So, the US dollar will continue to trade sideways after finding good support tat the start of the week. Clearly, many traders are unwilling to open any bold positions ahead of the key risk event this week i.e., US CPI on Thursday.
That said, the greenback could weaken if risk sentiment improves further. Yesterday, the 3-year US Treasury note auction resulted in a slightly lower yield than expected, suggesting that demand for US debt is not as badly affected by Fitch’s ratings downgrade as some had feared. There are bigger auctions taking place today and tomorrow of $38bn in 10-year notes and $23bn in 30-year notes, respectively. Given that these are long-dated bonds, they should be watched more closely.
EUR/USD outlook: Technical analysis
After being unable to reclaim broken support around the 1.1030-1.1050 area following Friday’s rally, the EUR/USD dipped back into the key support area around the 1.0900-1.0920 area on Tuesday, before bouncing back. While it remains stuck between these ranges, the EUR/USD outlook remains uncertain from a technical viewpoint.
But the underlying strength in the euro means the EUR/USD could bottom out soon. A couple of euro crosses like the EUR/AUD and EUR/NZD have broken to new highs on the year recently, pointing to strength in the single currency.
So far, we haven’t seen any signs of a bottom for the EUR/USD. But a break above that 1.1030-1.1050 resistance range could be a sign the bulls are waiting for.
The line in the sand is at 1.0833, the low from July. Any move below that level would nullify this year’s bullish trend because we will then have a lower low in the EUR/USD.
But clearly, the onus is on the bulls. They will need to show up and fast. Perhaps a potentially weaker US CPI could trigger the recovery on Thursday.
DAX technical analysis
As mentioned in my report on Tuesday, the DAX was testing a key support area where I expected to see a recovery.
While the markets were in full risk-off mode on Tuesday, the retreatment was taking place inside a larger bullish trend. As such, many investors were still looking to buy the dip, because they have missed out on the rally or took profit at higher levels and want to go back in.
So, I was expecting to see a rebound – even if it ultimately didn’t last long. And that’s precisely what happened around the 15700-15720 area on the DAX. This is where the German index had rallied from in July. It has now arrived near that support-turned-resistance area around the 16K mark, where the earlier rally had stalled at the time of writing.
With the market recently moving below the short-term 21-day exponential moving average, the near-term path of least resistance is still technically bearish until proven otherwise. A potential move back above 16,000 would therefore be a welcome sign for the bulls as this would invalidate the bearish bias.
However, in the event of a bullish no-show around here, there is a risk the DAX could fall back to re-test that big support area again around 15700-15720… and if that area eventually breaks then the July low at 15450 would become the next downside target for the bears to attack.

Work instructions:
**A.** In the market commentary, what level is called the line in the sand for EUR/USD?
**B.** Rewrite the market commentary starting at the words "But the underlying" and stopping after "see a recovery.", with "bulls" changed to "buyers".

Supplied records:
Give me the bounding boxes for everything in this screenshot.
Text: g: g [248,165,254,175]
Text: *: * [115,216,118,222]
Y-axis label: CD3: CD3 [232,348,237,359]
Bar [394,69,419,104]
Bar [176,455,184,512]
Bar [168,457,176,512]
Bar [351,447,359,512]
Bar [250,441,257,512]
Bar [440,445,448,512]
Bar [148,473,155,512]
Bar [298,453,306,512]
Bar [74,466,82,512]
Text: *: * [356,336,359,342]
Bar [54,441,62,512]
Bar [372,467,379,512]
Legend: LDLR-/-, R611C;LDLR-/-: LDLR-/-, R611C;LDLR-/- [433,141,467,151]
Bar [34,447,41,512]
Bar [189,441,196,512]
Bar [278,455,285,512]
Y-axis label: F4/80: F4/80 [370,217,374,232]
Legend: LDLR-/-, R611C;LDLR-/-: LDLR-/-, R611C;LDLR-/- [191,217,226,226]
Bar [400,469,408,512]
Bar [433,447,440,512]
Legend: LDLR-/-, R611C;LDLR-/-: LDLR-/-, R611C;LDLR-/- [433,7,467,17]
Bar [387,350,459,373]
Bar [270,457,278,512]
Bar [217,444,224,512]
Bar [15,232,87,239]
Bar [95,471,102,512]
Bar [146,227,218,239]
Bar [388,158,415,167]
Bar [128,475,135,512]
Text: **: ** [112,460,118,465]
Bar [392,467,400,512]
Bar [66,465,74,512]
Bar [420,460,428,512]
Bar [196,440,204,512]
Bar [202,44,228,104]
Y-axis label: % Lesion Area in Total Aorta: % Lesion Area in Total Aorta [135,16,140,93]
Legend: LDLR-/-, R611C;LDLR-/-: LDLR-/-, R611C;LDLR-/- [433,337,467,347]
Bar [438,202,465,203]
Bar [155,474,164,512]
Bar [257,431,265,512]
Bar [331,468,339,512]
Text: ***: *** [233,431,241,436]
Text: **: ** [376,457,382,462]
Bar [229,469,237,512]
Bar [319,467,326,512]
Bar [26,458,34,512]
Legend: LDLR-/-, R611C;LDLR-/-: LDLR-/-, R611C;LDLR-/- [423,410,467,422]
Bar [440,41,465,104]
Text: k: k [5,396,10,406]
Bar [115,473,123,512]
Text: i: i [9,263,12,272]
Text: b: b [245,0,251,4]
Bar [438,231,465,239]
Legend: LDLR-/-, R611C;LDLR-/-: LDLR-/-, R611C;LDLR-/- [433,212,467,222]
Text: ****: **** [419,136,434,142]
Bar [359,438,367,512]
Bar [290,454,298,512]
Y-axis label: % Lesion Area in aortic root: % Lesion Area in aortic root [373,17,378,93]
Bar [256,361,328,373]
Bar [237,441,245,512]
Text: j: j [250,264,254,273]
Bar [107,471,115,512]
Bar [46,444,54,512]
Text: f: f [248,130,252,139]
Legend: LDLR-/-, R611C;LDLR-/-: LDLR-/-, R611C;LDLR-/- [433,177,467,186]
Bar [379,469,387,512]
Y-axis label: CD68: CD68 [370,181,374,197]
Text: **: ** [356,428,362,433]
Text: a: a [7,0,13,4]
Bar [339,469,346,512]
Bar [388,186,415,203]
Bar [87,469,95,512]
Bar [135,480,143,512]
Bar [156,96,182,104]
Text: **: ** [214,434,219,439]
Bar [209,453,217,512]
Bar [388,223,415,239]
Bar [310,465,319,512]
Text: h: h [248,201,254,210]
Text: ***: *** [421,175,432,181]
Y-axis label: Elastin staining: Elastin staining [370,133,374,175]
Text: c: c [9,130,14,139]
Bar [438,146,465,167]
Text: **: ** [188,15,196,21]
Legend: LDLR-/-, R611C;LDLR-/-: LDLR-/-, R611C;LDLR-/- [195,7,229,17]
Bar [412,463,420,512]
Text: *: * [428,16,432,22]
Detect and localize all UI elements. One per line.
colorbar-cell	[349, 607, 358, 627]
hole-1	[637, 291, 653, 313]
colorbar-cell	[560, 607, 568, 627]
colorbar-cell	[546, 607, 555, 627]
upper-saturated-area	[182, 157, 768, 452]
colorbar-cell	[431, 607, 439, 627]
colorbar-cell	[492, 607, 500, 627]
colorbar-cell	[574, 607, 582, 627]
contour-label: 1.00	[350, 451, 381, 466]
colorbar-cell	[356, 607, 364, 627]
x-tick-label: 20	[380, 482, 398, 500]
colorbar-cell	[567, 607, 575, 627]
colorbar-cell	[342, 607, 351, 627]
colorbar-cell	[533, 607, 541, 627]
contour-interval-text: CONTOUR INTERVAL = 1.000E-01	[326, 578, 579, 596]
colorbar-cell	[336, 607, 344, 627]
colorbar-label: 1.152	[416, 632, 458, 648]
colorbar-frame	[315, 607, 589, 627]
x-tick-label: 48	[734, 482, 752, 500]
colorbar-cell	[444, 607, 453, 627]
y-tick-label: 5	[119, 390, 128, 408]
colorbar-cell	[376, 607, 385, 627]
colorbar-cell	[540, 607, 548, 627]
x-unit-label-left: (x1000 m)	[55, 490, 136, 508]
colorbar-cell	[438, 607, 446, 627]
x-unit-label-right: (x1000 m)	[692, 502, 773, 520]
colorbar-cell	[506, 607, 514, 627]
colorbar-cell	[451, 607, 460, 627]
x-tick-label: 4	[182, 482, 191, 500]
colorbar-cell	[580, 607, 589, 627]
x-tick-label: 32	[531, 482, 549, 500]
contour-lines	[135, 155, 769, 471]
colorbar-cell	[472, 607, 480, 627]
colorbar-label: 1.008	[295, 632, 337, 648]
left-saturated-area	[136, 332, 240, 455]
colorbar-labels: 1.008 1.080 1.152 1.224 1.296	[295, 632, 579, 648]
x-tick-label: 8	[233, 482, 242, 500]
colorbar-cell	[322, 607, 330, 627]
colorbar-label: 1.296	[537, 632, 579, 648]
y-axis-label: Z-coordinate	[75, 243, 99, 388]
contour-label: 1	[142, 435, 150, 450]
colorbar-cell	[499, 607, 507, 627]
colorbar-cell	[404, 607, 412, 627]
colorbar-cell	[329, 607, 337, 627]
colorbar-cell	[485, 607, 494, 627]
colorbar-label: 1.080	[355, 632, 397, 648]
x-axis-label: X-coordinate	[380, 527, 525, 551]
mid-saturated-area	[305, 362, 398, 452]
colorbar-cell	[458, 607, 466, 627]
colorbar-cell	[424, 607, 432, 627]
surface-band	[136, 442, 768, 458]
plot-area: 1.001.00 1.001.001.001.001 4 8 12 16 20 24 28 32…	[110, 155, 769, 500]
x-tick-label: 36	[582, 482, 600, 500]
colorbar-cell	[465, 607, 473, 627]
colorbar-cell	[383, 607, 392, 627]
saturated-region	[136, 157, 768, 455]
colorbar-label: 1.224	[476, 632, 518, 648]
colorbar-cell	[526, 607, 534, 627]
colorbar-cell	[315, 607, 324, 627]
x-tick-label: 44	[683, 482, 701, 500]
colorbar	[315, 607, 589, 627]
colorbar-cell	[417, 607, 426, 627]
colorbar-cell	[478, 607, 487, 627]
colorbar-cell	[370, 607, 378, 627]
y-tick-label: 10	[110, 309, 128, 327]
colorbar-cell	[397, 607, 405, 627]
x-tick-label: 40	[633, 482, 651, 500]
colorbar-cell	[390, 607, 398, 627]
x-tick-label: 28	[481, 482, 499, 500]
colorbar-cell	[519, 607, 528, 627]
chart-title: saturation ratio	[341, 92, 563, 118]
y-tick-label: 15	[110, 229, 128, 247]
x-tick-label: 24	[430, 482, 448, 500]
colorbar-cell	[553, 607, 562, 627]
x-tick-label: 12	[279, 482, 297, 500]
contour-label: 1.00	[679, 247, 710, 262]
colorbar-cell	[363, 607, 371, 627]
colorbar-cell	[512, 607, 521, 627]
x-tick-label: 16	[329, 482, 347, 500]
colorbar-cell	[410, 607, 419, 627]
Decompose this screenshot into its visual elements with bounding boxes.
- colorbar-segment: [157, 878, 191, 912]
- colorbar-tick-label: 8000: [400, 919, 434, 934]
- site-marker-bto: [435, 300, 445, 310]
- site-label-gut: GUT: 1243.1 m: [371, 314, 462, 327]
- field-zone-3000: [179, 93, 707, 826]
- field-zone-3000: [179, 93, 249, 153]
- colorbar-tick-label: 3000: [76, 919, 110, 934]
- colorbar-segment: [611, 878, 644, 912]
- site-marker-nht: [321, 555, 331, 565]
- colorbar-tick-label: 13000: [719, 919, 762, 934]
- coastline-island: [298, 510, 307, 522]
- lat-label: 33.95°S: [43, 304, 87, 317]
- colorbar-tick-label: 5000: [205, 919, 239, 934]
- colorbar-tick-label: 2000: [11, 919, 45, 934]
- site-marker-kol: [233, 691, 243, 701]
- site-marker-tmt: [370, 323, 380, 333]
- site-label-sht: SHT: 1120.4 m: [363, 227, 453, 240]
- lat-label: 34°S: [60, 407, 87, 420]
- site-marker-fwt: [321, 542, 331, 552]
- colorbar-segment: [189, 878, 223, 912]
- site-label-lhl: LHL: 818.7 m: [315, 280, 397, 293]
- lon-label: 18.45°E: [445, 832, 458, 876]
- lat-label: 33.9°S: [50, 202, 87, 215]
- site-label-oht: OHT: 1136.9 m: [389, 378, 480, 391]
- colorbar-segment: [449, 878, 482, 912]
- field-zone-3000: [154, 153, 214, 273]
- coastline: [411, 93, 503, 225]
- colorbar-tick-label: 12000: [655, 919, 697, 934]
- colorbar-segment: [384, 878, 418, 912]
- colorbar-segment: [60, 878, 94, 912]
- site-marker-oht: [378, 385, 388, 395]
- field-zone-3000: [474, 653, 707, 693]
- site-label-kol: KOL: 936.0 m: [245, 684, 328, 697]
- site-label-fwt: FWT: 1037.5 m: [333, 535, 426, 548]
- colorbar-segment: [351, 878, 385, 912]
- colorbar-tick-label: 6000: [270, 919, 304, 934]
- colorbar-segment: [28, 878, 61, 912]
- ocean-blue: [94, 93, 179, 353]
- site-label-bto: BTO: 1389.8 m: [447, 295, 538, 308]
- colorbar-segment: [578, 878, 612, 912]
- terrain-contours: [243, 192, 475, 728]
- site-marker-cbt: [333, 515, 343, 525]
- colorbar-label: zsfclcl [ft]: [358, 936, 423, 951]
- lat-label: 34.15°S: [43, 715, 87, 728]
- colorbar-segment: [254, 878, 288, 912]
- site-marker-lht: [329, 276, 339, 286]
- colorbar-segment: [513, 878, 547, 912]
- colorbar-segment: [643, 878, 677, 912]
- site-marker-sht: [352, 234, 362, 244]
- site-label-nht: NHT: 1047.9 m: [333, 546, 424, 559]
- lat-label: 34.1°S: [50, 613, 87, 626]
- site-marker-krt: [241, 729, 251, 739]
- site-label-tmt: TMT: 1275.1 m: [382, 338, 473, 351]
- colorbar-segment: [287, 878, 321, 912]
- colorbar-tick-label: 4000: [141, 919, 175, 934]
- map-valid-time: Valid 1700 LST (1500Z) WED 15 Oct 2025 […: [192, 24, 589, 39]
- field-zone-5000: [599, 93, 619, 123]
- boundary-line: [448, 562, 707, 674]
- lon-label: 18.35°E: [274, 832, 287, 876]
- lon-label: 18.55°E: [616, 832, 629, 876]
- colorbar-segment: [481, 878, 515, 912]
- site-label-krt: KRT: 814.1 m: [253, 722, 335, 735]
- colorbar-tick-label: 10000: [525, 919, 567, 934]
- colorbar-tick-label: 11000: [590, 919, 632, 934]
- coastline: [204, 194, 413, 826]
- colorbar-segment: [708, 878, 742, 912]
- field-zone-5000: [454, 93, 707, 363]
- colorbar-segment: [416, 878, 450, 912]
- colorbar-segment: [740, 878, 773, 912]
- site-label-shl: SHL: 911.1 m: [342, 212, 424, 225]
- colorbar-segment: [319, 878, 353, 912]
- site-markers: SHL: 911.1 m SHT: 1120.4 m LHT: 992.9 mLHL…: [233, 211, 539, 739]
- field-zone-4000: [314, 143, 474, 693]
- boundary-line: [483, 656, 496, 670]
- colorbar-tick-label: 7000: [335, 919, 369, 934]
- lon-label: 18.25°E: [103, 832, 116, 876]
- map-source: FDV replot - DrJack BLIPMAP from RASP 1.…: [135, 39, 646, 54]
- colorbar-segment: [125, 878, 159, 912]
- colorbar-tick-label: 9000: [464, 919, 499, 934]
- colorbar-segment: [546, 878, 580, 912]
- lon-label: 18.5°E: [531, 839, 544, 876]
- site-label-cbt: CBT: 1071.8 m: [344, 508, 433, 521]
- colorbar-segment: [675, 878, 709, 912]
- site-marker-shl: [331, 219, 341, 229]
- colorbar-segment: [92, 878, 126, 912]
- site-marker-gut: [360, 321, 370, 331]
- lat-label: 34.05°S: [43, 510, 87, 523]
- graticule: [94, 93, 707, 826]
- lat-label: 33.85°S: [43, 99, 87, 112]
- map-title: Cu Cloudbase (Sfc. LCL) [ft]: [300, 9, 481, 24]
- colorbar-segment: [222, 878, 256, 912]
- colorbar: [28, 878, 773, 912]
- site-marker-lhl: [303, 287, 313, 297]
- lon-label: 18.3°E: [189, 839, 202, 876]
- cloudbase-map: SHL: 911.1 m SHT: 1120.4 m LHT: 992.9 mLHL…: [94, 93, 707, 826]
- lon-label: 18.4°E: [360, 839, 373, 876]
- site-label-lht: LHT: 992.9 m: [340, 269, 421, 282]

Outputs:
**A.** 1.0833, the low from July.

**B.**
But the underlying strength in the euro means the EUR/USD could bottom out soon. A couple of euro crosses like the EUR/AUD and EUR/NZD have broken to new highs on the year recently, pointing to strength in the single currency.
So far, we haven’t seen any signs of a bottom for the EUR/USD. But a break above that 1.1030-1.1050 resistance range could be a sign the buyers are waiting for.
The line in the sand is at 1.0833, the low from July. Any move below that level would nullify this year’s bullish trend because we will then have a lower low in the EUR/USD.
But clearly, the onus is on the buyers. They will need to show up and fast. Perhaps a potentially weaker US CPI could trigger the recovery on Thursday.
DAX technical analysis
As mentioned in my report on Tuesday, the DAX was testing a key support area where I expected to see a recovery.